The problem:
Return all of the entries word for word, but omit the pictures they contain.

-- begin --

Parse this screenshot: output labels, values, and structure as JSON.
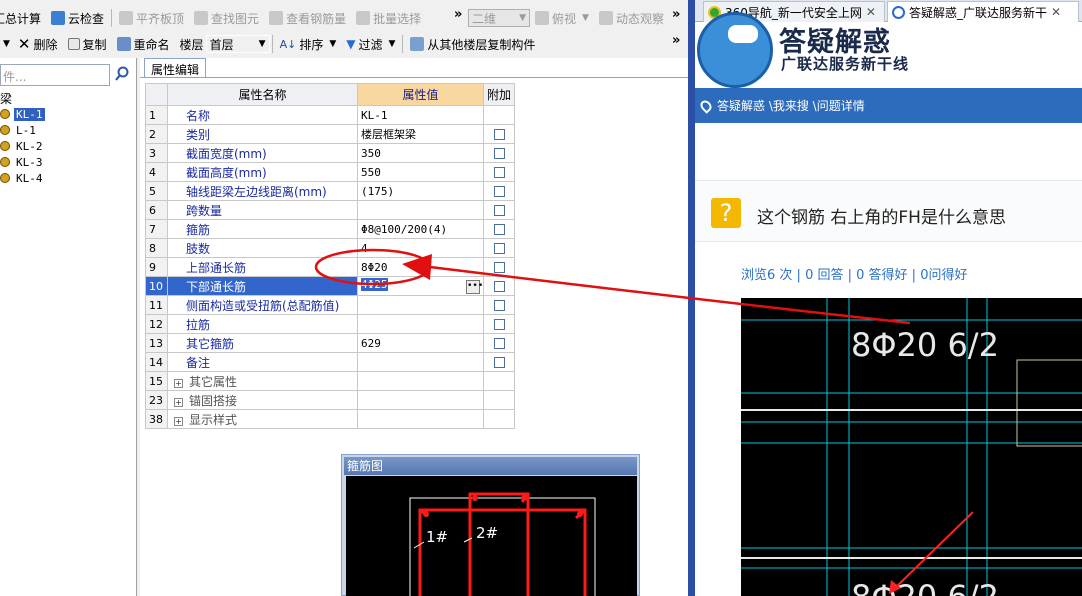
{
  "toolbar_row1": {
    "summary_calc": "汇总计算",
    "cloud_check": "云检查",
    "level_slab_top": "平齐板顶",
    "find_element": "查找图元",
    "view_rebar": "查看钢筋量",
    "batch_select": "批量选择",
    "view_mode": "二维",
    "view_angle": "俯视",
    "dynamic_view": "动态观察"
  },
  "toolbar_row2": {
    "delete": "删除",
    "copy": "复制",
    "rename": "重命名",
    "floor_label": "楼层",
    "floor_value": "首层",
    "sort": "排序",
    "filter": "过滤",
    "copy_from_floor": "从其他楼层复制构件"
  },
  "left_panel": {
    "search_placeholder": "件...",
    "root_label": "梁",
    "items": [
      "KL-1",
      "L-1",
      "KL-2",
      "KL-3",
      "KL-4"
    ]
  },
  "property_editor": {
    "tab_label": "属性编辑",
    "headers": {
      "name": "属性名称",
      "value": "属性值",
      "extra": "附加"
    },
    "rows": [
      {
        "num": "1",
        "name": "名称",
        "value": "KL-1"
      },
      {
        "num": "2",
        "name": "类别",
        "value": "楼层框架梁"
      },
      {
        "num": "3",
        "name": "截面宽度(mm)",
        "value": "350"
      },
      {
        "num": "4",
        "name": "截面高度(mm)",
        "value": "550"
      },
      {
        "num": "5",
        "name": "轴线距梁左边线距离(mm)",
        "value": "(175)"
      },
      {
        "num": "6",
        "name": "跨数量",
        "value": ""
      },
      {
        "num": "7",
        "name": "箍筋",
        "value": "Φ8@100/200(4)"
      },
      {
        "num": "8",
        "name": "肢数",
        "value": "4"
      },
      {
        "num": "9",
        "name": "上部通长筋",
        "value": "8Φ20"
      },
      {
        "num": "10",
        "name": "下部通长筋",
        "value": "4Φ25"
      },
      {
        "num": "11",
        "name": "侧面构造或受扭筋(总配筋值)",
        "value": ""
      },
      {
        "num": "12",
        "name": "拉筋",
        "value": ""
      },
      {
        "num": "13",
        "name": "其它箍筋",
        "value": "629"
      },
      {
        "num": "14",
        "name": "备注",
        "value": ""
      },
      {
        "num": "15",
        "name": "其它属性",
        "value": ""
      },
      {
        "num": "23",
        "name": "锚固搭接",
        "value": ""
      },
      {
        "num": "38",
        "name": "显示样式",
        "value": ""
      }
    ]
  },
  "stirrup_window": {
    "title": "箍筋图",
    "label1": "1#",
    "label2": "2#"
  },
  "browser": {
    "tabs": [
      {
        "title": "360导航_新一代安全上网"
      },
      {
        "title": "答疑解惑_广联达服务新干"
      }
    ],
    "site_title": "答疑解惑",
    "site_subtitle": "广联达服务新干线",
    "breadcrumb": "答疑解惑 \\我来搜 \\问题详情",
    "question_title": "这个钢筋 右上角的FH是什么意思",
    "stats": {
      "views": "浏览6 次",
      "answers": "0 回答",
      "good_answers": "0 答得好",
      "helpful": "0问得好"
    },
    "image_text_top": "8Φ20 6/2",
    "image_text_bottom": "8Φ20 6/2"
  },
  "colors": {
    "accent_blue": "#2d6bbd",
    "selection": "#3266cc",
    "annotation_red": "#e01010",
    "cad_cyan": "#00c8d8"
  }
}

-- end --

Result for this exercise:
Parse this screenshot: output labels, values, and structure as JSON.
{
  "toolbar_row1": {
    "summary_calc": "汇总计算",
    "cloud_check": "云检查",
    "level_slab_top": "平齐板顶",
    "find_element": "查找图元",
    "view_rebar": "查看钢筋量",
    "batch_select": "批量选择",
    "view_mode": "二维",
    "view_angle": "俯视",
    "dynamic_view": "动态观察"
  },
  "toolbar_row2": {
    "delete": "删除",
    "copy": "复制",
    "rename": "重命名",
    "floor_label": "楼层",
    "floor_value": "首层",
    "sort": "排序",
    "filter": "过滤",
    "copy_from_floor": "从其他楼层复制构件"
  },
  "left_panel": {
    "search_placeholder": "件...",
    "root_label": "梁",
    "items": [
      "KL-1",
      "L-1",
      "KL-2",
      "KL-3",
      "KL-4"
    ]
  },
  "property_editor": {
    "tab_label": "属性编辑",
    "headers": {
      "name": "属性名称",
      "value": "属性值",
      "extra": "附加"
    },
    "rows": [
      {
        "num": "1",
        "name": "名称",
        "value": "KL-1"
      },
      {
        "num": "2",
        "name": "类别",
        "value": "楼层框架梁"
      },
      {
        "num": "3",
        "name": "截面宽度(mm)",
        "value": "350"
      },
      {
        "num": "4",
        "name": "截面高度(mm)",
        "value": "550"
      },
      {
        "num": "5",
        "name": "轴线距梁左边线距离(mm)",
        "value": "(175)"
      },
      {
        "num": "6",
        "name": "跨数量",
        "value": ""
      },
      {
        "num": "7",
        "name": "箍筋",
        "value": "Φ8@100/200(4)"
      },
      {
        "num": "8",
        "name": "肢数",
        "value": "4"
      },
      {
        "num": "9",
        "name": "上部通长筋",
        "value": "8Φ20"
      },
      {
        "num": "10",
        "name": "下部通长筋",
        "value": "4Φ25"
      },
      {
        "num": "11",
        "name": "侧面构造或受扭筋(总配筋值)",
        "value": ""
      },
      {
        "num": "12",
        "name": "拉筋",
        "value": ""
      },
      {
        "num": "13",
        "name": "其它箍筋",
        "value": "629"
      },
      {
        "num": "14",
        "name": "备注",
        "value": ""
      },
      {
        "num": "15",
        "name": "其它属性",
        "value": ""
      },
      {
        "num": "23",
        "name": "锚固搭接",
        "value": ""
      },
      {
        "num": "38",
        "name": "显示样式",
        "value": ""
      }
    ]
  },
  "stirrup_window": {
    "title": "箍筋图",
    "label1": "1#",
    "label2": "2#"
  },
  "browser": {
    "tabs": [
      {
        "title": "360导航_新一代安全上网"
      },
      {
        "title": "答疑解惑_广联达服务新干"
      }
    ],
    "site_title": "答疑解惑",
    "site_subtitle": "广联达服务新干线",
    "breadcrumb": "答疑解惑 \\我来搜 \\问题详情",
    "question_title": "这个钢筋 右上角的FH是什么意思",
    "stats": {
      "views": "浏览6 次",
      "answers": "0 回答",
      "good_answers": "0 答得好",
      "helpful": "0问得好"
    },
    "image_text_top": "8Φ20 6/2",
    "image_text_bottom": "8Φ20 6/2"
  },
  "colors": {
    "accent_blue": "#2d6bbd",
    "selection": "#3266cc",
    "annotation_red": "#e01010",
    "cad_cyan": "#00c8d8"
  }
}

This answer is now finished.